PROMPT: Format the entries from the beginning through the line containing "y-tick-label: 3600: [1119, 821, 1137, 830]" as a numbered list, leaving out any blank lines.

--- BEGIN ---

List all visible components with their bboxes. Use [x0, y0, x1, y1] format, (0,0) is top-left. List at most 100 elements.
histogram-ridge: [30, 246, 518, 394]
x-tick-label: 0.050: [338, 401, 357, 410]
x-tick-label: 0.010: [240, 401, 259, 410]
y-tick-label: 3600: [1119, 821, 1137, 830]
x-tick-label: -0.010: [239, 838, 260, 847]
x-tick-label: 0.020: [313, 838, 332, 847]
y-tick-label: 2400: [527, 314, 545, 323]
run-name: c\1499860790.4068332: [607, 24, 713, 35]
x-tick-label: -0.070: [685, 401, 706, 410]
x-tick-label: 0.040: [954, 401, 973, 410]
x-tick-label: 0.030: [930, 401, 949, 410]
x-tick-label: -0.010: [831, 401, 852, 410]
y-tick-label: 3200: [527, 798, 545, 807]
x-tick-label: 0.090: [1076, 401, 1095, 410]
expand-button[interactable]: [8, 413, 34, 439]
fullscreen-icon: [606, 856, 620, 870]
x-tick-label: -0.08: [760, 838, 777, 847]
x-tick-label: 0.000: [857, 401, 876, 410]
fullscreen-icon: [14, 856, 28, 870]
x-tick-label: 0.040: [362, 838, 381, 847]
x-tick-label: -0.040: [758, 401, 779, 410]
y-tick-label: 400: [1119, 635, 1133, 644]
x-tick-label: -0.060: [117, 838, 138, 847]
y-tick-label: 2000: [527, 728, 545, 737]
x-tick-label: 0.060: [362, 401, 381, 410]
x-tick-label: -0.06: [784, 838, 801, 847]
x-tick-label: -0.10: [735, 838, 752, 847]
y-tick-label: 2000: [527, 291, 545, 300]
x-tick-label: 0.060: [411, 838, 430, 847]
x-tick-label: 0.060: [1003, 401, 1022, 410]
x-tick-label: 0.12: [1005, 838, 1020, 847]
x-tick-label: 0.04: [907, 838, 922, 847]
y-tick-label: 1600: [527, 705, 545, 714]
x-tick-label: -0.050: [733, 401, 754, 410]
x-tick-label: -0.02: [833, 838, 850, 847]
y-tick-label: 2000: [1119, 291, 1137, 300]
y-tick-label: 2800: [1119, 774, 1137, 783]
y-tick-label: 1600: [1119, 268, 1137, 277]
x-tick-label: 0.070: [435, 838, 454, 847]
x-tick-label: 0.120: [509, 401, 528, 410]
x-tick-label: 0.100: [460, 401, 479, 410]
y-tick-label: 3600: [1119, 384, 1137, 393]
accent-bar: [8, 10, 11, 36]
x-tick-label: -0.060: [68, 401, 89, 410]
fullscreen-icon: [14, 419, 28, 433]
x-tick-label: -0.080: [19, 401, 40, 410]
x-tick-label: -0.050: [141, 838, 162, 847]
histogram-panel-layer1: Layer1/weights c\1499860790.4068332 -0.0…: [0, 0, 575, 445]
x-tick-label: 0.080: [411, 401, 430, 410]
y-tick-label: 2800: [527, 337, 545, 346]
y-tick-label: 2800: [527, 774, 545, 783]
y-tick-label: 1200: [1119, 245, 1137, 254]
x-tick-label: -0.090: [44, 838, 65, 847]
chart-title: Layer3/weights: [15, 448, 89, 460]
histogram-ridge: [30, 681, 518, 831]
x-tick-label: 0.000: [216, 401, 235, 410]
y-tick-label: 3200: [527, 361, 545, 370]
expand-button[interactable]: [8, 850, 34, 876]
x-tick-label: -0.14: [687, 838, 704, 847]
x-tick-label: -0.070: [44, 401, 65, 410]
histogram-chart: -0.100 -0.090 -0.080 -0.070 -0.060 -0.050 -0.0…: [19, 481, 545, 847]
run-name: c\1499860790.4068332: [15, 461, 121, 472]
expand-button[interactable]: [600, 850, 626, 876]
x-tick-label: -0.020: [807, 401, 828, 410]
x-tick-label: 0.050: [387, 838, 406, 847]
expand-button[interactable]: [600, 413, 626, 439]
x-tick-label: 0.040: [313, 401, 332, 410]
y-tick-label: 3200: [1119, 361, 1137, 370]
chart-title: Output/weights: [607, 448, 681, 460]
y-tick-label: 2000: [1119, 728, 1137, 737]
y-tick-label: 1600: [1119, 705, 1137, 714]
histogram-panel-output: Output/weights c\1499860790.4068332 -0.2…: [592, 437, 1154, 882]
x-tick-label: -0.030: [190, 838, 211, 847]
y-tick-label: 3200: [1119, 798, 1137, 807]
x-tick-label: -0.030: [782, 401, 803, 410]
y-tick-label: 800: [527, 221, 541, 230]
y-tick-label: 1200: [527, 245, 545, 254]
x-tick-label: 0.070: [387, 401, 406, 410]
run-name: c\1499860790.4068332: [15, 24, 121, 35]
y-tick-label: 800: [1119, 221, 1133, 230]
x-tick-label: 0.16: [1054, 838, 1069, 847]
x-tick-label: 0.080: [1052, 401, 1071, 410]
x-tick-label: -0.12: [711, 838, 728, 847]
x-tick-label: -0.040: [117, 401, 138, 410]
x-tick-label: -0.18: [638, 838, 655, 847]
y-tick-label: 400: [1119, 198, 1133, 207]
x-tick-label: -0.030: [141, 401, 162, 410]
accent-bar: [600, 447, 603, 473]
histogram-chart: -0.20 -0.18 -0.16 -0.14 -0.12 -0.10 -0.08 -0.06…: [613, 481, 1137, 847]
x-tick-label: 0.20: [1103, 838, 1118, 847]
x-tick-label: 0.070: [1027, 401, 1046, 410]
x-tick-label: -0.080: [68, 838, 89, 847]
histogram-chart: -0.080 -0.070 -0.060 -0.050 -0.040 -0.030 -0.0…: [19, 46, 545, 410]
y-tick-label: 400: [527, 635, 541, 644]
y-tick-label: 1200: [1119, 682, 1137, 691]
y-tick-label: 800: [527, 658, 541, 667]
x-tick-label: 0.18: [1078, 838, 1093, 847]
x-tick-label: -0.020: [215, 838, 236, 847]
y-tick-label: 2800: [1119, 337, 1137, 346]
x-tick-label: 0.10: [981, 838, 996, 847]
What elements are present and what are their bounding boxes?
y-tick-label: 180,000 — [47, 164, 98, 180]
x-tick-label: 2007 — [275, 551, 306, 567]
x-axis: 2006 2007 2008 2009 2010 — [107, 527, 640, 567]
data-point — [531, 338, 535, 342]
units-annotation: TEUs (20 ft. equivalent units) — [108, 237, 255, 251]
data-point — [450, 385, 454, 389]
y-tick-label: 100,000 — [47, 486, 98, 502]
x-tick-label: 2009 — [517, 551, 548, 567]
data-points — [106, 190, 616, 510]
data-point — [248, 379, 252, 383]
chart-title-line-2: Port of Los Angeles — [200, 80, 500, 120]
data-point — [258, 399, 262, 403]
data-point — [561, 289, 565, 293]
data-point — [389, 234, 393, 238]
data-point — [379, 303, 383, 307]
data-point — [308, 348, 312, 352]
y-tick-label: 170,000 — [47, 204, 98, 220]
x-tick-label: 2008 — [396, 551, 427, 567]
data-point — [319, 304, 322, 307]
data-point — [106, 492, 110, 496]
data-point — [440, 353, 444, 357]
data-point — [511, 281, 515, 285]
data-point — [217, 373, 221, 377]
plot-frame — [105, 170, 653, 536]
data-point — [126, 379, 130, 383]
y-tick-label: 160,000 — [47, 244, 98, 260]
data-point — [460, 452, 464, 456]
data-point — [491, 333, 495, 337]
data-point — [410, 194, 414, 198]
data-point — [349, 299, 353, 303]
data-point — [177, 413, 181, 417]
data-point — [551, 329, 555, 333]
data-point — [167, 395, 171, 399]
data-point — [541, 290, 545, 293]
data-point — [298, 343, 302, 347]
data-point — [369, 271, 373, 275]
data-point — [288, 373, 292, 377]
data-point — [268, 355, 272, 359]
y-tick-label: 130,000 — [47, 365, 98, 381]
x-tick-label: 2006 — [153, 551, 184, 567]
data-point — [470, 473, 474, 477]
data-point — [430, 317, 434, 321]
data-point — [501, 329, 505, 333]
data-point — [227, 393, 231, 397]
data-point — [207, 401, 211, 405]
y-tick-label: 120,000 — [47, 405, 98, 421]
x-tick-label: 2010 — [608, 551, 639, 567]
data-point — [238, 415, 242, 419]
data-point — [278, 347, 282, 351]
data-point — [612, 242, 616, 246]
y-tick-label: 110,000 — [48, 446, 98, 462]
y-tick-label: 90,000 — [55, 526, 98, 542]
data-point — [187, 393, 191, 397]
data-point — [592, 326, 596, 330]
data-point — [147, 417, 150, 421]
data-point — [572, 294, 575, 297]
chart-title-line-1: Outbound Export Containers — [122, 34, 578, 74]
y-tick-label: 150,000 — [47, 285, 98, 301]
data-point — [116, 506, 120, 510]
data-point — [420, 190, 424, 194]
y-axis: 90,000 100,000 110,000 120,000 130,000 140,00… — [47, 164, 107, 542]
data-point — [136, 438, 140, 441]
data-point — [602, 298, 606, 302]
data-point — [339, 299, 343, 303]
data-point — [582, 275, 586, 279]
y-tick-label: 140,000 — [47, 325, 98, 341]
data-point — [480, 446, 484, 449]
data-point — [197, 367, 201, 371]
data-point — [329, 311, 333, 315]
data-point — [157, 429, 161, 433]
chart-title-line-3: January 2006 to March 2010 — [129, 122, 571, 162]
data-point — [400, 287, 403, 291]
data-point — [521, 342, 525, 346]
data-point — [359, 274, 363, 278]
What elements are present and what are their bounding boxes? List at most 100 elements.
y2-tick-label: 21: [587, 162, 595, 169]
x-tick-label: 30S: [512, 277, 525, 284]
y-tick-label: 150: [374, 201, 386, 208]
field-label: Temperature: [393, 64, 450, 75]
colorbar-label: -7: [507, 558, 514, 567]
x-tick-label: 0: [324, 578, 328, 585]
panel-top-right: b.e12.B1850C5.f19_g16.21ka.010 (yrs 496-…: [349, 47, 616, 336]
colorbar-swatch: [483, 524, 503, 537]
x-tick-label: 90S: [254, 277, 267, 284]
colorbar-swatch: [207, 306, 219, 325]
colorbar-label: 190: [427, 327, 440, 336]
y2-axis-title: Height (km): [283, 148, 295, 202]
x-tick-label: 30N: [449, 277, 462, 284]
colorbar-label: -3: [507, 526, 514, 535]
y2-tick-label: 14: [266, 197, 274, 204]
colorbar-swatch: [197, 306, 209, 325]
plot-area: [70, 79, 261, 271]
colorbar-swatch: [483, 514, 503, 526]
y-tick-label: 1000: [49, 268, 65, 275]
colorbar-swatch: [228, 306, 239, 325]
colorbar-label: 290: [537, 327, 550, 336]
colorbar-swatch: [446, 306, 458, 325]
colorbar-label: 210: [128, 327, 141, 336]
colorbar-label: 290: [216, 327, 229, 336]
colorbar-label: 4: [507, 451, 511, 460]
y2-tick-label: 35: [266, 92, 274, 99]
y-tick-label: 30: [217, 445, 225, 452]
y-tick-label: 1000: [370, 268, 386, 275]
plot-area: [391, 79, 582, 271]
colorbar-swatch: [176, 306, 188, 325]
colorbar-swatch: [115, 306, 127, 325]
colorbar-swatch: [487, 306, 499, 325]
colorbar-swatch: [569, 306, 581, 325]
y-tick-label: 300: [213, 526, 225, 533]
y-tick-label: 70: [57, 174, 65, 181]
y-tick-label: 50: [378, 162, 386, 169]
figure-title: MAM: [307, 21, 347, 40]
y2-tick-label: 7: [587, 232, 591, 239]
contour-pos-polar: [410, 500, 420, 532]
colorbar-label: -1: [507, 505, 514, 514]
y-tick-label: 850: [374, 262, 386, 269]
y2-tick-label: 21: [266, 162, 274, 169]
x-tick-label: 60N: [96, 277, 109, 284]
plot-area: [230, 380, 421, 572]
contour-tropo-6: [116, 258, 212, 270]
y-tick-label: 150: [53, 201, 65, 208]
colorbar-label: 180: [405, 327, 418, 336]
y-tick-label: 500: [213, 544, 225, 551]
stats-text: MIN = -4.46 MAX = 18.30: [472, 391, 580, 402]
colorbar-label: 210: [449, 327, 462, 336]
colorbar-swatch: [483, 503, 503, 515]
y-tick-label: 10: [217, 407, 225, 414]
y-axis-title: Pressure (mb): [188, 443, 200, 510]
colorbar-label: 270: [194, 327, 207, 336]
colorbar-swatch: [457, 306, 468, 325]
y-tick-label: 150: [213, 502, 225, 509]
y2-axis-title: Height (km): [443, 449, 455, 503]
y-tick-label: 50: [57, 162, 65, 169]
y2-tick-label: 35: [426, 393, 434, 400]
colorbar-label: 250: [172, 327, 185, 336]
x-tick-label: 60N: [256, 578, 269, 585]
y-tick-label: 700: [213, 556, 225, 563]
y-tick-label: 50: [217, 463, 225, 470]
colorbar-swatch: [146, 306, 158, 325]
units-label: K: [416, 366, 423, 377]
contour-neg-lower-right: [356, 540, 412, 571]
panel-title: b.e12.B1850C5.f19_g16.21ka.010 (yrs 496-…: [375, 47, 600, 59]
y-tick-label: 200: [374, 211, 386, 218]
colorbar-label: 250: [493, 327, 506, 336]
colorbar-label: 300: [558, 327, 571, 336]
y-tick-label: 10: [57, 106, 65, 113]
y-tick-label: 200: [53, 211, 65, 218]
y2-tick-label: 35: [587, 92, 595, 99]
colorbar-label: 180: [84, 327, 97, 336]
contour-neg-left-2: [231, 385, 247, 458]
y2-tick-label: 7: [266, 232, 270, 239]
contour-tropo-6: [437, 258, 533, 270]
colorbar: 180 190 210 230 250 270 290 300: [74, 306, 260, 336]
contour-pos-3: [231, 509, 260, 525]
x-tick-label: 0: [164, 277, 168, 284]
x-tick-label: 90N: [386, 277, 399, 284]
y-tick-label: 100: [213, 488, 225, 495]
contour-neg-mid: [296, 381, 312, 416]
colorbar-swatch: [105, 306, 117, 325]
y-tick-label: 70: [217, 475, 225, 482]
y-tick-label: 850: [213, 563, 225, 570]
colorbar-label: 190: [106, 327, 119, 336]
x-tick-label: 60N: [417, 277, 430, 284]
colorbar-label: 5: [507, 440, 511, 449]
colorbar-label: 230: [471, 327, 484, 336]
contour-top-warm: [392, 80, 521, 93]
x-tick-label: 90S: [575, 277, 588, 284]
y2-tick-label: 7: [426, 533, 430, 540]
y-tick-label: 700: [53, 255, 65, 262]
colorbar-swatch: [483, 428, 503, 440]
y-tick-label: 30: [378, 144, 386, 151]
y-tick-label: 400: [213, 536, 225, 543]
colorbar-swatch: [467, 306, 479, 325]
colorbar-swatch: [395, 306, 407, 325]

--- END ---

ANSWER FOR THE TASK:
1. List all visible components with their bboxes. Use [x0, y0, x1, y1] format, (0,0) is top-left. List at most 100 elements.
2. histogram-ridge: [30, 246, 518, 394]
3. x-tick-label: 0.050: [338, 401, 357, 410]
4. x-tick-label: 0.010: [240, 401, 259, 410]
5. y-tick-label: 3600: [1119, 821, 1137, 830]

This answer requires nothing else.